==== EXTRACTED MATERIAL

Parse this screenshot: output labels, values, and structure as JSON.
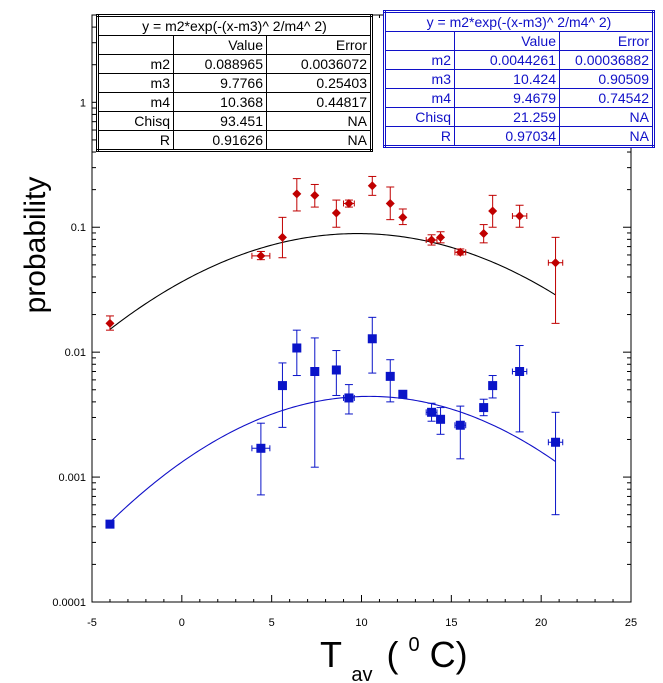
{
  "chart_data": {
    "type": "scatter",
    "title": "",
    "xlabel": "T",
    "xlabel_subscript": "av",
    "xlabel_superscript": "0",
    "xlabel_unit_open": "(",
    "xlabel_unit_close": "C)",
    "ylabel": "probability",
    "xlim": [
      -5,
      25
    ],
    "ylim": [
      0.0001,
      5
    ],
    "yscale": "log",
    "grid": false,
    "x_ticks": [
      -5,
      0,
      5,
      10,
      15,
      20,
      25
    ],
    "x_tick_labels": [
      "-5",
      "0",
      "5",
      "10",
      "15",
      "20",
      "25"
    ],
    "y_ticks": [
      0.0001,
      0.001,
      0.01,
      0.1,
      1
    ],
    "y_tick_labels": [
      "0.0001",
      "0.001",
      "0.01",
      "0.1",
      "1"
    ],
    "series": [
      {
        "color": "#c00000",
        "marker": "diamond",
        "points": [
          {
            "x": -4.0,
            "y": 0.017,
            "ylo": 0.015,
            "yhi": 0.0195,
            "xerr": 0
          },
          {
            "x": 4.4,
            "y": 0.059,
            "ylo": 0.055,
            "yhi": 0.064,
            "xerr": 0.5
          },
          {
            "x": 5.6,
            "y": 0.083,
            "ylo": 0.057,
            "yhi": 0.12,
            "xerr": 0
          },
          {
            "x": 6.4,
            "y": 0.185,
            "ylo": 0.135,
            "yhi": 0.245,
            "xerr": 0
          },
          {
            "x": 7.4,
            "y": 0.18,
            "ylo": 0.145,
            "yhi": 0.22,
            "xerr": 0
          },
          {
            "x": 8.6,
            "y": 0.13,
            "ylo": 0.1,
            "yhi": 0.165,
            "xerr": 0
          },
          {
            "x": 9.3,
            "y": 0.155,
            "ylo": 0.145,
            "yhi": 0.165,
            "xerr": 0.3
          },
          {
            "x": 10.6,
            "y": 0.215,
            "ylo": 0.18,
            "yhi": 0.255,
            "xerr": 0
          },
          {
            "x": 11.6,
            "y": 0.155,
            "ylo": 0.115,
            "yhi": 0.21,
            "xerr": 0
          },
          {
            "x": 12.3,
            "y": 0.12,
            "ylo": 0.105,
            "yhi": 0.14,
            "xerr": 0
          },
          {
            "x": 13.9,
            "y": 0.079,
            "ylo": 0.072,
            "yhi": 0.087,
            "xerr": 0.3
          },
          {
            "x": 14.4,
            "y": 0.083,
            "ylo": 0.075,
            "yhi": 0.092,
            "xerr": 0
          },
          {
            "x": 15.5,
            "y": 0.063,
            "ylo": 0.06,
            "yhi": 0.067,
            "xerr": 0.3
          },
          {
            "x": 16.8,
            "y": 0.089,
            "ylo": 0.075,
            "yhi": 0.105,
            "xerr": 0
          },
          {
            "x": 17.3,
            "y": 0.135,
            "ylo": 0.1,
            "yhi": 0.18,
            "xerr": 0
          },
          {
            "x": 18.8,
            "y": 0.123,
            "ylo": 0.1,
            "yhi": 0.15,
            "xerr": 0.4
          },
          {
            "x": 20.8,
            "y": 0.052,
            "ylo": 0.017,
            "yhi": 0.083,
            "xerr": 0.4
          }
        ],
        "fit": {
          "m2": 0.088965,
          "m3": 9.7766,
          "m4": 10.368,
          "x_from": -4.0,
          "x_to": 20.8,
          "color": "#000000"
        }
      },
      {
        "color": "#0a14c8",
        "marker": "square",
        "points": [
          {
            "x": -4.0,
            "y": 0.00042,
            "ylo": 0.0004,
            "yhi": 0.00044,
            "xerr": 0
          },
          {
            "x": 4.4,
            "y": 0.0017,
            "ylo": 0.00072,
            "yhi": 0.0027,
            "xerr": 0.5
          },
          {
            "x": 5.6,
            "y": 0.0054,
            "ylo": 0.0025,
            "yhi": 0.0082,
            "xerr": 0
          },
          {
            "x": 6.4,
            "y": 0.0108,
            "ylo": 0.0065,
            "yhi": 0.015,
            "xerr": 0
          },
          {
            "x": 7.4,
            "y": 0.007,
            "ylo": 0.0012,
            "yhi": 0.013,
            "xerr": 0
          },
          {
            "x": 8.6,
            "y": 0.0072,
            "ylo": 0.0045,
            "yhi": 0.0103,
            "xerr": 0
          },
          {
            "x": 9.3,
            "y": 0.0043,
            "ylo": 0.0032,
            "yhi": 0.0055,
            "xerr": 0.3
          },
          {
            "x": 10.6,
            "y": 0.0128,
            "ylo": 0.0068,
            "yhi": 0.019,
            "xerr": 0
          },
          {
            "x": 11.6,
            "y": 0.0064,
            "ylo": 0.004,
            "yhi": 0.0087,
            "xerr": 0
          },
          {
            "x": 12.3,
            "y": 0.0046,
            "ylo": 0.0043,
            "yhi": 0.0049,
            "xerr": 0
          },
          {
            "x": 13.9,
            "y": 0.0033,
            "ylo": 0.0028,
            "yhi": 0.0039,
            "xerr": 0.3
          },
          {
            "x": 14.4,
            "y": 0.0029,
            "ylo": 0.0022,
            "yhi": 0.0036,
            "xerr": 0
          },
          {
            "x": 15.5,
            "y": 0.0026,
            "ylo": 0.0014,
            "yhi": 0.0037,
            "xerr": 0.3
          },
          {
            "x": 16.8,
            "y": 0.0036,
            "ylo": 0.0031,
            "yhi": 0.0042,
            "xerr": 0
          },
          {
            "x": 17.3,
            "y": 0.0054,
            "ylo": 0.0043,
            "yhi": 0.0065,
            "xerr": 0
          },
          {
            "x": 18.8,
            "y": 0.007,
            "ylo": 0.0023,
            "yhi": 0.0113,
            "xerr": 0.4
          },
          {
            "x": 20.8,
            "y": 0.0019,
            "ylo": 0.0005,
            "yhi": 0.0033,
            "xerr": 0.4
          }
        ],
        "fit": {
          "m2": 0.0044261,
          "m3": 10.424,
          "m4": 9.4679,
          "x_from": -4.0,
          "x_to": 20.8,
          "color": "#1010c8"
        }
      }
    ]
  },
  "fit_tables": {
    "red": {
      "equation": "y = m2*exp(-(x-m3)^ 2/m4^ 2)",
      "col_value": "Value",
      "col_error": "Error",
      "rows": [
        {
          "name": "m2",
          "value": "0.088965",
          "error": "0.0036072"
        },
        {
          "name": "m3",
          "value": "9.7766",
          "error": "0.25403"
        },
        {
          "name": "m4",
          "value": "10.368",
          "error": "0.44817"
        },
        {
          "name": "Chisq",
          "value": "93.451",
          "error": "NA"
        },
        {
          "name": "R",
          "value": "0.91626",
          "error": "NA"
        }
      ]
    },
    "blue": {
      "equation": "y = m2*exp(-(x-m3)^ 2/m4^ 2)",
      "col_value": "Value",
      "col_error": "Error",
      "rows": [
        {
          "name": "m2",
          "value": "0.0044261",
          "error": "0.00036882"
        },
        {
          "name": "m3",
          "value": "10.424",
          "error": "0.90509"
        },
        {
          "name": "m4",
          "value": "9.4679",
          "error": "0.74542"
        },
        {
          "name": "Chisq",
          "value": "21.259",
          "error": "NA"
        },
        {
          "name": "R",
          "value": "0.97034",
          "error": "NA"
        }
      ]
    }
  }
}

========

# TASK TO COMPLETE
Return the records exactly. Don't carry the pictures over.

# REPLY
Parse this screenshot: output labels, values, and structure as JSON.
{
  "chart_data": {
    "type": "scatter",
    "title": "",
    "xlabel": "T",
    "xlabel_subscript": "av",
    "xlabel_superscript": "0",
    "xlabel_unit_open": "(",
    "xlabel_unit_close": "C)",
    "ylabel": "probability",
    "xlim": [
      -5,
      25
    ],
    "ylim": [
      0.0001,
      5
    ],
    "yscale": "log",
    "grid": false,
    "x_ticks": [
      -5,
      0,
      5,
      10,
      15,
      20,
      25
    ],
    "x_tick_labels": [
      "-5",
      "0",
      "5",
      "10",
      "15",
      "20",
      "25"
    ],
    "y_ticks": [
      0.0001,
      0.001,
      0.01,
      0.1,
      1
    ],
    "y_tick_labels": [
      "0.0001",
      "0.001",
      "0.01",
      "0.1",
      "1"
    ],
    "series": [
      {
        "color": "#c00000",
        "marker": "diamond",
        "points": [
          {
            "x": -4.0,
            "y": 0.017,
            "ylo": 0.015,
            "yhi": 0.0195,
            "xerr": 0
          },
          {
            "x": 4.4,
            "y": 0.059,
            "ylo": 0.055,
            "yhi": 0.064,
            "xerr": 0.5
          },
          {
            "x": 5.6,
            "y": 0.083,
            "ylo": 0.057,
            "yhi": 0.12,
            "xerr": 0
          },
          {
            "x": 6.4,
            "y": 0.185,
            "ylo": 0.135,
            "yhi": 0.245,
            "xerr": 0
          },
          {
            "x": 7.4,
            "y": 0.18,
            "ylo": 0.145,
            "yhi": 0.22,
            "xerr": 0
          },
          {
            "x": 8.6,
            "y": 0.13,
            "ylo": 0.1,
            "yhi": 0.165,
            "xerr": 0
          },
          {
            "x": 9.3,
            "y": 0.155,
            "ylo": 0.145,
            "yhi": 0.165,
            "xerr": 0.3
          },
          {
            "x": 10.6,
            "y": 0.215,
            "ylo": 0.18,
            "yhi": 0.255,
            "xerr": 0
          },
          {
            "x": 11.6,
            "y": 0.155,
            "ylo": 0.115,
            "yhi": 0.21,
            "xerr": 0
          },
          {
            "x": 12.3,
            "y": 0.12,
            "ylo": 0.105,
            "yhi": 0.14,
            "xerr": 0
          },
          {
            "x": 13.9,
            "y": 0.079,
            "ylo": 0.072,
            "yhi": 0.087,
            "xerr": 0.3
          },
          {
            "x": 14.4,
            "y": 0.083,
            "ylo": 0.075,
            "yhi": 0.092,
            "xerr": 0
          },
          {
            "x": 15.5,
            "y": 0.063,
            "ylo": 0.06,
            "yhi": 0.067,
            "xerr": 0.3
          },
          {
            "x": 16.8,
            "y": 0.089,
            "ylo": 0.075,
            "yhi": 0.105,
            "xerr": 0
          },
          {
            "x": 17.3,
            "y": 0.135,
            "ylo": 0.1,
            "yhi": 0.18,
            "xerr": 0
          },
          {
            "x": 18.8,
            "y": 0.123,
            "ylo": 0.1,
            "yhi": 0.15,
            "xerr": 0.4
          },
          {
            "x": 20.8,
            "y": 0.052,
            "ylo": 0.017,
            "yhi": 0.083,
            "xerr": 0.4
          }
        ],
        "fit": {
          "m2": 0.088965,
          "m3": 9.7766,
          "m4": 10.368,
          "x_from": -4.0,
          "x_to": 20.8,
          "color": "#000000"
        }
      },
      {
        "color": "#0a14c8",
        "marker": "square",
        "points": [
          {
            "x": -4.0,
            "y": 0.00042,
            "ylo": 0.0004,
            "yhi": 0.00044,
            "xerr": 0
          },
          {
            "x": 4.4,
            "y": 0.0017,
            "ylo": 0.00072,
            "yhi": 0.0027,
            "xerr": 0.5
          },
          {
            "x": 5.6,
            "y": 0.0054,
            "ylo": 0.0025,
            "yhi": 0.0082,
            "xerr": 0
          },
          {
            "x": 6.4,
            "y": 0.0108,
            "ylo": 0.0065,
            "yhi": 0.015,
            "xerr": 0
          },
          {
            "x": 7.4,
            "y": 0.007,
            "ylo": 0.0012,
            "yhi": 0.013,
            "xerr": 0
          },
          {
            "x": 8.6,
            "y": 0.0072,
            "ylo": 0.0045,
            "yhi": 0.0103,
            "xerr": 0
          },
          {
            "x": 9.3,
            "y": 0.0043,
            "ylo": 0.0032,
            "yhi": 0.0055,
            "xerr": 0.3
          },
          {
            "x": 10.6,
            "y": 0.0128,
            "ylo": 0.0068,
            "yhi": 0.019,
            "xerr": 0
          },
          {
            "x": 11.6,
            "y": 0.0064,
            "ylo": 0.004,
            "yhi": 0.0087,
            "xerr": 0
          },
          {
            "x": 12.3,
            "y": 0.0046,
            "ylo": 0.0043,
            "yhi": 0.0049,
            "xerr": 0
          },
          {
            "x": 13.9,
            "y": 0.0033,
            "ylo": 0.0028,
            "yhi": 0.0039,
            "xerr": 0.3
          },
          {
            "x": 14.4,
            "y": 0.0029,
            "ylo": 0.0022,
            "yhi": 0.0036,
            "xerr": 0
          },
          {
            "x": 15.5,
            "y": 0.0026,
            "ylo": 0.0014,
            "yhi": 0.0037,
            "xerr": 0.3
          },
          {
            "x": 16.8,
            "y": 0.0036,
            "ylo": 0.0031,
            "yhi": 0.0042,
            "xerr": 0
          },
          {
            "x": 17.3,
            "y": 0.0054,
            "ylo": 0.0043,
            "yhi": 0.0065,
            "xerr": 0
          },
          {
            "x": 18.8,
            "y": 0.007,
            "ylo": 0.0023,
            "yhi": 0.0113,
            "xerr": 0.4
          },
          {
            "x": 20.8,
            "y": 0.0019,
            "ylo": 0.0005,
            "yhi": 0.0033,
            "xerr": 0.4
          }
        ],
        "fit": {
          "m2": 0.0044261,
          "m3": 10.424,
          "m4": 9.4679,
          "x_from": -4.0,
          "x_to": 20.8,
          "color": "#1010c8"
        }
      }
    ]
  },
  "fit_tables": {
    "red": {
      "equation": "y = m2*exp(-(x-m3)^ 2/m4^ 2)",
      "col_value": "Value",
      "col_error": "Error",
      "rows": [
        {
          "name": "m2",
          "value": "0.088965",
          "error": "0.0036072"
        },
        {
          "name": "m3",
          "value": "9.7766",
          "error": "0.25403"
        },
        {
          "name": "m4",
          "value": "10.368",
          "error": "0.44817"
        },
        {
          "name": "Chisq",
          "value": "93.451",
          "error": "NA"
        },
        {
          "name": "R",
          "value": "0.91626",
          "error": "NA"
        }
      ]
    },
    "blue": {
      "equation": "y = m2*exp(-(x-m3)^ 2/m4^ 2)",
      "col_value": "Value",
      "col_error": "Error",
      "rows": [
        {
          "name": "m2",
          "value": "0.0044261",
          "error": "0.00036882"
        },
        {
          "name": "m3",
          "value": "10.424",
          "error": "0.90509"
        },
        {
          "name": "m4",
          "value": "9.4679",
          "error": "0.74542"
        },
        {
          "name": "Chisq",
          "value": "21.259",
          "error": "NA"
        },
        {
          "name": "R",
          "value": "0.97034",
          "error": "NA"
        }
      ]
    }
  }
}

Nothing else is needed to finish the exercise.